Pull out every line with the word "lists" from the entries below.

========

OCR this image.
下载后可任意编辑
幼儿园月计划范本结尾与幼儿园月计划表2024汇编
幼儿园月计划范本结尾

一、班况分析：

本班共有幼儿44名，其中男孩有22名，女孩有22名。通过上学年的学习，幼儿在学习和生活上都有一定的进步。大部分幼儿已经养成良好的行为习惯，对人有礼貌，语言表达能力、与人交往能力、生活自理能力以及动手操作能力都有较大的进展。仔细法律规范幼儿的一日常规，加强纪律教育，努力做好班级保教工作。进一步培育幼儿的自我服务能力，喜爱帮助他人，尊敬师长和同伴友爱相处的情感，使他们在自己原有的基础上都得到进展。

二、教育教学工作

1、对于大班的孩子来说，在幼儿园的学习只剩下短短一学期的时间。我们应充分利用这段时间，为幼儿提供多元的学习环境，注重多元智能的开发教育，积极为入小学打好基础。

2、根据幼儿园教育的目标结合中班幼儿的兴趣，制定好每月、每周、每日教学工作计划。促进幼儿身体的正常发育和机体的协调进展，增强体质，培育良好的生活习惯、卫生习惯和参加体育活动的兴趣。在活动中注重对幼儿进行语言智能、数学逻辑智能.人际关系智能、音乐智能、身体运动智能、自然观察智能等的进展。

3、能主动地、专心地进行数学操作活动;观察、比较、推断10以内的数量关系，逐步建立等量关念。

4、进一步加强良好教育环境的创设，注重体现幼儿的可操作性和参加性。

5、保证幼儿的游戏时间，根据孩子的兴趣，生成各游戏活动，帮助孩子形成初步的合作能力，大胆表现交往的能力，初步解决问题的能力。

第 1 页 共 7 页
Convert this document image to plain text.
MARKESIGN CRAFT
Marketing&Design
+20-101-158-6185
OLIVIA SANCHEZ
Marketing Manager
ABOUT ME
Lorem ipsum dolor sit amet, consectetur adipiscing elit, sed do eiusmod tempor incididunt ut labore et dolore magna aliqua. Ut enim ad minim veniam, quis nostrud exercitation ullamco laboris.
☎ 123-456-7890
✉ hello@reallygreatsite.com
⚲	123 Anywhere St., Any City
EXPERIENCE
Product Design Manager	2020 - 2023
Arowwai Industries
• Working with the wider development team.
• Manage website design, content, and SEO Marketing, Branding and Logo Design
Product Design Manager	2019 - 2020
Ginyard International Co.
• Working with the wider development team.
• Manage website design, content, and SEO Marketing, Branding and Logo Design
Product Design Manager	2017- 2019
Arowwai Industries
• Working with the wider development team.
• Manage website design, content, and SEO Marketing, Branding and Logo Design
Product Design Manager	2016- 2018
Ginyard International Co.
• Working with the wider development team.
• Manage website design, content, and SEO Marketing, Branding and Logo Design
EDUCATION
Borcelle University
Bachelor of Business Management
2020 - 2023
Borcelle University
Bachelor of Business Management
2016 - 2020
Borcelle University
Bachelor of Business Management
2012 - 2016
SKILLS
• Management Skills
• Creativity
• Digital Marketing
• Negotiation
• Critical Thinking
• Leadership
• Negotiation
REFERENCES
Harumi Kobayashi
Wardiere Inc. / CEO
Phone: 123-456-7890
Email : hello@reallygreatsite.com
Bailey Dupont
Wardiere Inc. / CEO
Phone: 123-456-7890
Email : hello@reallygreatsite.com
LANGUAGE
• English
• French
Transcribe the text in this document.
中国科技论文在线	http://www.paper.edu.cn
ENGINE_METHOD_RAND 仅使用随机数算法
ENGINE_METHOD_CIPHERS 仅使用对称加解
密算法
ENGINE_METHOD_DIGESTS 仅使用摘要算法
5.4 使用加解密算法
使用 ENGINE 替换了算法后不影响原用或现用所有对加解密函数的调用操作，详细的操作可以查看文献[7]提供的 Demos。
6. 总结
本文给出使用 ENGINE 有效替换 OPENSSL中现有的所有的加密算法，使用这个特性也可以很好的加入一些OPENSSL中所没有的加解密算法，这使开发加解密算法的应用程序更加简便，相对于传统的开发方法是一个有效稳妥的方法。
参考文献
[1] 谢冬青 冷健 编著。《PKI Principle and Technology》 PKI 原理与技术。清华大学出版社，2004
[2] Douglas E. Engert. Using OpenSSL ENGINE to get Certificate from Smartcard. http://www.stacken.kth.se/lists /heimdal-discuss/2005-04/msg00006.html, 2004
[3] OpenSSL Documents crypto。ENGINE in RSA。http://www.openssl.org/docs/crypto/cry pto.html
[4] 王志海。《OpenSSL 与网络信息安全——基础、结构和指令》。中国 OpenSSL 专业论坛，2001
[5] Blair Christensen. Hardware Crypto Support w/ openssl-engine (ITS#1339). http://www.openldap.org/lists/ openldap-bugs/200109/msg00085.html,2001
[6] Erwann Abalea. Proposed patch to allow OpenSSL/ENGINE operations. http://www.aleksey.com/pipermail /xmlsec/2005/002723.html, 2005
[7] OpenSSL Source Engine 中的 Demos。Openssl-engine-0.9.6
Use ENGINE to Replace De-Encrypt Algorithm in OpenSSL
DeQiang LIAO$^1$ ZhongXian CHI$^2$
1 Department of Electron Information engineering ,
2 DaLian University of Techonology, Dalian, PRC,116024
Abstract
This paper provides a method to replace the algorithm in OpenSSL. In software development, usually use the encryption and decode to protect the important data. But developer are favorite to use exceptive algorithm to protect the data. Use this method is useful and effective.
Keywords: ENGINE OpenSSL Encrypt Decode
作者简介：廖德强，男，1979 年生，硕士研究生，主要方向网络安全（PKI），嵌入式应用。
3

========

# The solution:
[2] Douglas E. Engert. Using OpenSSL ENGINE to get Certificate from Smartcard. http://www.stacken.kth.se/lists /heimdal-discuss/2005-04/msg00006.html, 2004
[5] Blair Christensen. Hardware Crypto Support w/ openssl-engine (ITS#1339). http://www.openldap.org/lists/ openldap-bugs/200109/msg00085.html,2001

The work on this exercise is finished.